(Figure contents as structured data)
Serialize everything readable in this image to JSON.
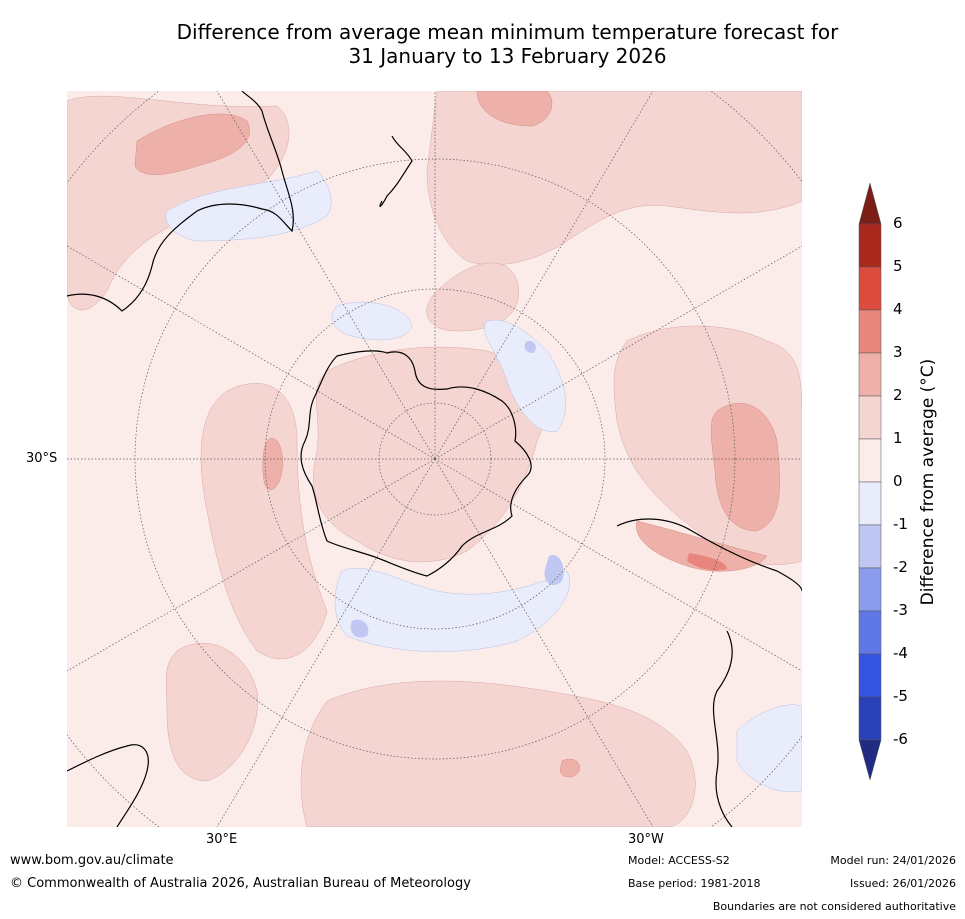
{
  "title": {
    "line1": "Difference from average mean minimum temperature forecast for",
    "line2": "31 January to 13 February 2026"
  },
  "map": {
    "projection": "south-polar-stereographic",
    "lat_label": "30°S",
    "lon_labels": [
      "30°E",
      "30°W"
    ],
    "regions_shown": [
      "Antarctica",
      "Australia",
      "New Zealand",
      "South America",
      "Southern Africa"
    ]
  },
  "colorbar": {
    "label": "Difference from average (°C)",
    "ticks": [
      "6",
      "5",
      "4",
      "3",
      "2",
      "1",
      "0",
      "-1",
      "-2",
      "-3",
      "-4",
      "-5",
      "-6"
    ],
    "colors": {
      "above_6": "#7a1e16",
      "5_to_6": "#a8281e",
      "4_to_5": "#db4c3f",
      "3_to_4": "#e8857c",
      "2_to_3": "#eeb1aa",
      "1_to_2": "#f5d5d2",
      "0_to_1": "#fbecea",
      "neg1_to_0": "#e8ecfb",
      "neg2_to_neg1": "#bfc7f2",
      "neg3_to_neg2": "#8b9cec",
      "neg4_to_neg3": "#5f78e6",
      "neg5_to_neg4": "#3554e2",
      "neg6_to_neg5": "#2a40b6",
      "below_neg6": "#1f2c82"
    }
  },
  "footer": {
    "website": "www.bom.gov.au/climate",
    "copyright": "© Commonwealth of Australia 2026, Australian Bureau of Meteorology",
    "model": "Model: ACCESS-S2",
    "base_period": "Base period: 1981-2018",
    "model_run": "Model run: 24/01/2026",
    "issued": "Issued: 26/01/2026",
    "disclaimer": "Boundaries are not considered authoritative"
  }
}
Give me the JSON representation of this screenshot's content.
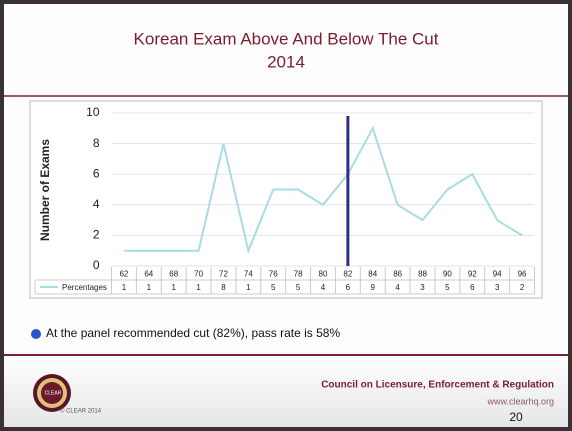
{
  "slide": {
    "bullet": "At the panel recommended cut (82%), pass rate is 58%",
    "logo_text": "CLEAR",
    "copyright": "© CLEAR 2014",
    "org": "Council on Licensure, Enforcement & Regulation",
    "url": "www.clearhq.org",
    "page": "20"
  },
  "chart_data": {
    "type": "line",
    "title": "Korean Exam Above And Below The Cut",
    "subtitle": "2014",
    "y_label": "Number of Exams",
    "categories": [
      "62",
      "64",
      "68",
      "70",
      "72",
      "74",
      "76",
      "78",
      "80",
      "82",
      "84",
      "86",
      "88",
      "90",
      "92",
      "94",
      "96"
    ],
    "series": [
      {
        "name": "Percentages",
        "color": "#a9dbe4",
        "values": [
          1,
          1,
          1,
          1,
          8,
          1,
          5,
          5,
          4,
          6,
          9,
          4,
          3,
          5,
          6,
          3,
          2
        ]
      }
    ],
    "ylim": [
      0,
      10
    ],
    "yticks": [
      0,
      2,
      4,
      6,
      8,
      10
    ],
    "grid": true,
    "cut_at": "82",
    "cut_color": "#2b2f8a",
    "data_table": true
  }
}
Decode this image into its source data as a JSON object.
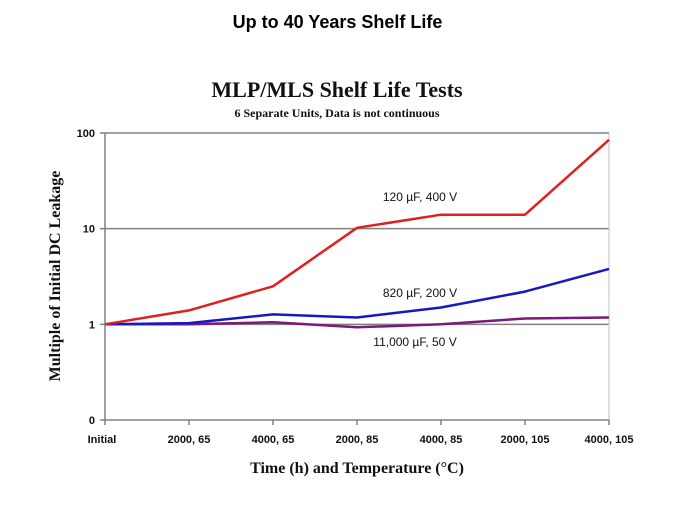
{
  "slide": {
    "title": "Up to 40 Years Shelf Life"
  },
  "chart_data": {
    "type": "line",
    "title": "MLP/MLS Shelf Life Tests",
    "subtitle": "6 Separate Units, Data is not continuous",
    "xlabel": "Time (h) and Temperature (°C)",
    "ylabel": "Multiple of Initial DC Leakage",
    "yscale": "log",
    "ylim": [
      0.1,
      100
    ],
    "yticks": [
      {
        "value": 0.1,
        "label": "0"
      },
      {
        "value": 1,
        "label": "1"
      },
      {
        "value": 10,
        "label": "10"
      },
      {
        "value": 100,
        "label": "100"
      }
    ],
    "grid": true,
    "legend": "inline-labels",
    "categories": [
      "Initial",
      "2000, 65",
      "4000, 65",
      "2000, 85",
      "4000, 85",
      "2000, 105",
      "4000, 105"
    ],
    "series": [
      {
        "name": "120 µF, 400 V",
        "color": "#e02020",
        "values": [
          1,
          1.4,
          2.5,
          10.2,
          14,
          14,
          85
        ]
      },
      {
        "name": "820 µF, 200 V",
        "color": "#1818c0",
        "values": [
          1,
          1.03,
          1.27,
          1.18,
          1.5,
          2.2,
          3.8
        ]
      },
      {
        "name": "11,000 µF, 50 V",
        "color": "#7a1a7a",
        "values": [
          1,
          1.0,
          1.05,
          0.93,
          1.0,
          1.15,
          1.18
        ]
      }
    ]
  }
}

Set exercise: All of the data above should be transcribed verbatim, with pictures omitted.

The solution:
Serialize everything readable in this image to JSON.
{
  "title": {
    "line1": "Difference from average mean minimum temperature forecast for",
    "line2": "31 January to 13 February 2026"
  },
  "map": {
    "projection": "south-polar-stereographic",
    "lat_label": "30°S",
    "lon_labels": [
      "30°E",
      "30°W"
    ],
    "regions_shown": [
      "Antarctica",
      "Australia",
      "New Zealand",
      "South America",
      "Southern Africa"
    ]
  },
  "colorbar": {
    "label": "Difference from average (°C)",
    "ticks": [
      "6",
      "5",
      "4",
      "3",
      "2",
      "1",
      "0",
      "-1",
      "-2",
      "-3",
      "-4",
      "-5",
      "-6"
    ],
    "colors": {
      "above_6": "#7a1e16",
      "5_to_6": "#a8281e",
      "4_to_5": "#db4c3f",
      "3_to_4": "#e8857c",
      "2_to_3": "#eeb1aa",
      "1_to_2": "#f5d5d2",
      "0_to_1": "#fbecea",
      "neg1_to_0": "#e8ecfb",
      "neg2_to_neg1": "#bfc7f2",
      "neg3_to_neg2": "#8b9cec",
      "neg4_to_neg3": "#5f78e6",
      "neg5_to_neg4": "#3554e2",
      "neg6_to_neg5": "#2a40b6",
      "below_neg6": "#1f2c82"
    }
  },
  "footer": {
    "website": "www.bom.gov.au/climate",
    "copyright": "© Commonwealth of Australia 2026, Australian Bureau of Meteorology",
    "model": "Model: ACCESS-S2",
    "base_period": "Base period: 1981-2018",
    "model_run": "Model run: 24/01/2026",
    "issued": "Issued: 26/01/2026",
    "disclaimer": "Boundaries are not considered authoritative"
  }
}
Give me the JSON representation of this screenshot's content.
{
  "slide": {
    "bullet": "At the panel recommended cut (82%), pass rate is 58%",
    "logo_text": "CLEAR",
    "copyright": "© CLEAR 2014",
    "org": "Council on Licensure, Enforcement & Regulation",
    "url": "www.clearhq.org",
    "page": "20"
  },
  "chart_data": {
    "type": "line",
    "title": "Korean Exam Above And Below The Cut",
    "subtitle": "2014",
    "y_label": "Number of Exams",
    "categories": [
      "62",
      "64",
      "68",
      "70",
      "72",
      "74",
      "76",
      "78",
      "80",
      "82",
      "84",
      "86",
      "88",
      "90",
      "92",
      "94",
      "96"
    ],
    "series": [
      {
        "name": "Percentages",
        "color": "#a9dbe4",
        "values": [
          1,
          1,
          1,
          1,
          8,
          1,
          5,
          5,
          4,
          6,
          9,
          4,
          3,
          5,
          6,
          3,
          2
        ]
      }
    ],
    "ylim": [
      0,
      10
    ],
    "yticks": [
      0,
      2,
      4,
      6,
      8,
      10
    ],
    "grid": true,
    "cut_at": "82",
    "cut_color": "#2b2f8a",
    "data_table": true
  }
}
Decode this image into its source data as a JSON object.
{
  "slide": {
    "title": "Up to 40 Years Shelf Life"
  },
  "chart_data": {
    "type": "line",
    "title": "MLP/MLS Shelf Life Tests",
    "subtitle": "6 Separate Units, Data is not continuous",
    "xlabel": "Time (h) and Temperature (°C)",
    "ylabel": "Multiple of Initial DC Leakage",
    "yscale": "log",
    "ylim": [
      0.1,
      100
    ],
    "yticks": [
      {
        "value": 0.1,
        "label": "0"
      },
      {
        "value": 1,
        "label": "1"
      },
      {
        "value": 10,
        "label": "10"
      },
      {
        "value": 100,
        "label": "100"
      }
    ],
    "grid": true,
    "legend": "inline-labels",
    "categories": [
      "Initial",
      "2000, 65",
      "4000, 65",
      "2000, 85",
      "4000, 85",
      "2000, 105",
      "4000, 105"
    ],
    "series": [
      {
        "name": "120 µF, 400 V",
        "color": "#e02020",
        "values": [
          1,
          1.4,
          2.5,
          10.2,
          14,
          14,
          85
        ]
      },
      {
        "name": "820 µF, 200 V",
        "color": "#1818c0",
        "values": [
          1,
          1.03,
          1.27,
          1.18,
          1.5,
          2.2,
          3.8
        ]
      },
      {
        "name": "11,000 µF, 50 V",
        "color": "#7a1a7a",
        "values": [
          1,
          1.0,
          1.05,
          0.93,
          1.0,
          1.15,
          1.18
        ]
      }
    ]
  }
}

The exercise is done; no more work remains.